## ENTRIES
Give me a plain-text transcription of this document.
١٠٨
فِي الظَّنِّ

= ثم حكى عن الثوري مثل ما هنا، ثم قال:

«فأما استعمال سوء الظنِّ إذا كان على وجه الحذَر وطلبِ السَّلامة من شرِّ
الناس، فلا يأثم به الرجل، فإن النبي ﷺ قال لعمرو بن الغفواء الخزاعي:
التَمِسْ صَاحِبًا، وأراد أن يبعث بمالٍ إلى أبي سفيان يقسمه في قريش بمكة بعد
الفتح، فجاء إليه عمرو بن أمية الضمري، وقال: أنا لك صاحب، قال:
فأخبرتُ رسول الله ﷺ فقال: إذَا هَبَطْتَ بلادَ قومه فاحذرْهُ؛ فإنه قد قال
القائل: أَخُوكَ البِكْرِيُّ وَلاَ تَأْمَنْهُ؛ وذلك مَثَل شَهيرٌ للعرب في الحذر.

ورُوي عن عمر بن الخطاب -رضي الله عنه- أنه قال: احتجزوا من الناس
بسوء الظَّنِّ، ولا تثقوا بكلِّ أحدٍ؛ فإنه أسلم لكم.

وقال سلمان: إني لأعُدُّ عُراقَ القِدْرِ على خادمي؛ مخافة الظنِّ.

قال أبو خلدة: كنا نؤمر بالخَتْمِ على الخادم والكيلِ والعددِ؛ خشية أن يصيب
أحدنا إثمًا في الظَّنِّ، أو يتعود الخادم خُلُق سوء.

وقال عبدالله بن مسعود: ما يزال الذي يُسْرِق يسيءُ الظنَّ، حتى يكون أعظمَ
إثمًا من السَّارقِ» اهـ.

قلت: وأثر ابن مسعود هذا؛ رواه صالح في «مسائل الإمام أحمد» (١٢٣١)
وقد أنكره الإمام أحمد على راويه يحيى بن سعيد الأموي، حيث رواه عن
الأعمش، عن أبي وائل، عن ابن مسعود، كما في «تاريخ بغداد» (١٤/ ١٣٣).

--

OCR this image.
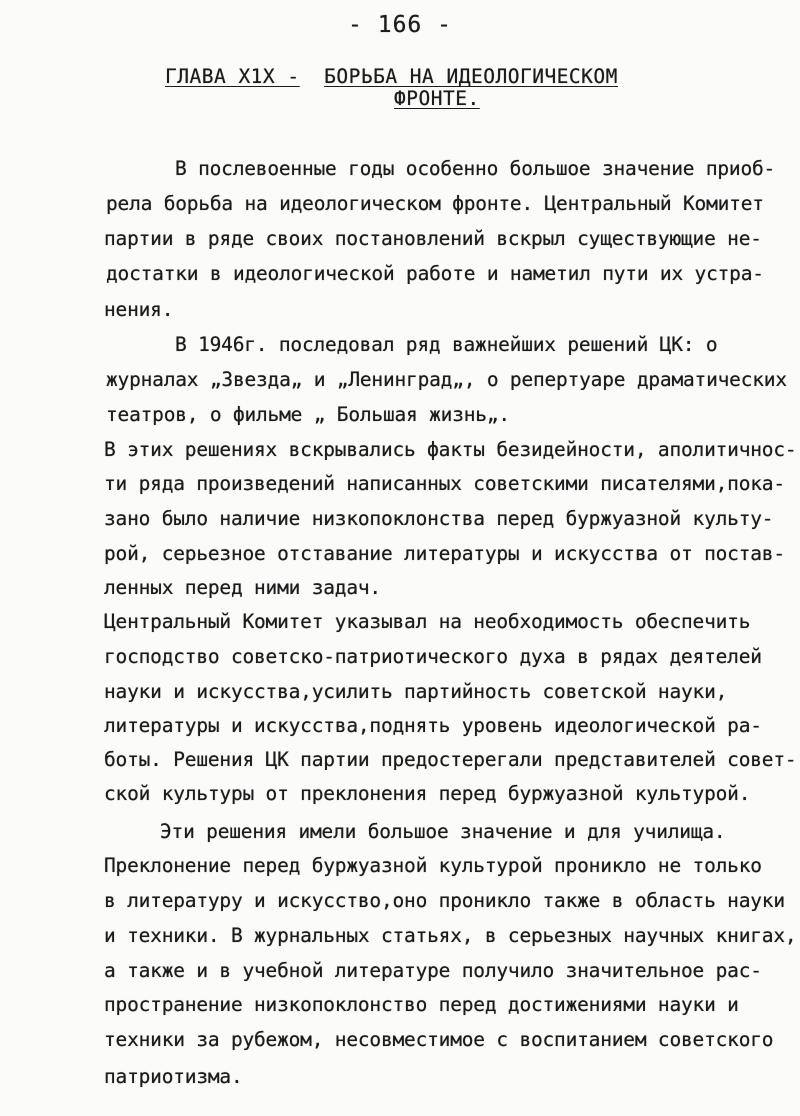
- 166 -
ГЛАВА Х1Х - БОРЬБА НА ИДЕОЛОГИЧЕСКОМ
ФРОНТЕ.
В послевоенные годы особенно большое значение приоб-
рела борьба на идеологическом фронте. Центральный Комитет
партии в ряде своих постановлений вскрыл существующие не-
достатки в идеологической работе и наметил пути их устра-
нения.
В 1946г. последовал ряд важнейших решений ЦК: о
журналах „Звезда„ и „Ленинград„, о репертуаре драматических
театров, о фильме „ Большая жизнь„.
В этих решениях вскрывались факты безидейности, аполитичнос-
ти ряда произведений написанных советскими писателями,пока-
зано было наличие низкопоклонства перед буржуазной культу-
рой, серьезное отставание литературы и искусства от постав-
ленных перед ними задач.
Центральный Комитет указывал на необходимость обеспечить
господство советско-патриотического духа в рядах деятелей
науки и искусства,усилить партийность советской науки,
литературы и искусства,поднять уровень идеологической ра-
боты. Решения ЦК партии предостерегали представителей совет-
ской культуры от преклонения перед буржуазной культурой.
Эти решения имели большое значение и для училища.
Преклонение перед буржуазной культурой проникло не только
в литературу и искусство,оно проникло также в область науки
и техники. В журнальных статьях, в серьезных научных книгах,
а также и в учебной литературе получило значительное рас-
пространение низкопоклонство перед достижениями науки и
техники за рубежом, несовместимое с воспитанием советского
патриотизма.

* * *

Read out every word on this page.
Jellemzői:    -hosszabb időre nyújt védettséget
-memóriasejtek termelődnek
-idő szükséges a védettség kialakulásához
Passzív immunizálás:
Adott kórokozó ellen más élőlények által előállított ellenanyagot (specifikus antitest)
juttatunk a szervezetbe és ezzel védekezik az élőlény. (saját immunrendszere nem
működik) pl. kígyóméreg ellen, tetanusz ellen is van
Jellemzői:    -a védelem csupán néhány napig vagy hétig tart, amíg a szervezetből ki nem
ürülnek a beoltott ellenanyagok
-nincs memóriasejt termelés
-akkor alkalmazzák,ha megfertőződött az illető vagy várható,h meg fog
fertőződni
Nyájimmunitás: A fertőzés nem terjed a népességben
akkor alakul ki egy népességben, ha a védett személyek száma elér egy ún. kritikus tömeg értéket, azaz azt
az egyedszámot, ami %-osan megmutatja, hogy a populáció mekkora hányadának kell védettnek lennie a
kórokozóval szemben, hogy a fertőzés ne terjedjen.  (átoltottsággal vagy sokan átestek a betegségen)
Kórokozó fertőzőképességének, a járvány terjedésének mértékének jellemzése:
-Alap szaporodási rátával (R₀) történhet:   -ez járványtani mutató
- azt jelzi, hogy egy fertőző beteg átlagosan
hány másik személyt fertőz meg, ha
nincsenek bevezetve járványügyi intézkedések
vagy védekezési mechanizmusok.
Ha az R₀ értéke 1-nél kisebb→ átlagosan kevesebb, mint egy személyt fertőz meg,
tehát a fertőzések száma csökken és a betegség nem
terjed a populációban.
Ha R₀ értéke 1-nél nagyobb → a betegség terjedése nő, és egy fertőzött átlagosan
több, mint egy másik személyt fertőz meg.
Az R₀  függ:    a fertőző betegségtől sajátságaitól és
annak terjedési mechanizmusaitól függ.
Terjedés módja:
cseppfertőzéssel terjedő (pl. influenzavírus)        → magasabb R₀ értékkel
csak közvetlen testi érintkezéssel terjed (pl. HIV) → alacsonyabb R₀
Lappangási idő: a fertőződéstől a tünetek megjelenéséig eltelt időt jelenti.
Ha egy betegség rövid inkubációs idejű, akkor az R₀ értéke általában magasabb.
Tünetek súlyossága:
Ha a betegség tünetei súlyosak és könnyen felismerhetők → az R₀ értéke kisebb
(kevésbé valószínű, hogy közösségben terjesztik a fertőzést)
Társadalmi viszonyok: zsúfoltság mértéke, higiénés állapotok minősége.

## WHAT YOU WILL DO
Which lines include the word "فإنه"? Copy every one of them.

## SOLUTION TO THE PROBLEM
فأخبرتُ رسول الله ﷺ فقال: إذَا هَبَطْتَ بلادَ قومه فاحذرْهُ؛ فإنه قد قال
بسوء الظَّنِّ، ولا تثقوا بكلِّ أحدٍ؛ فإنه أسلم لكم.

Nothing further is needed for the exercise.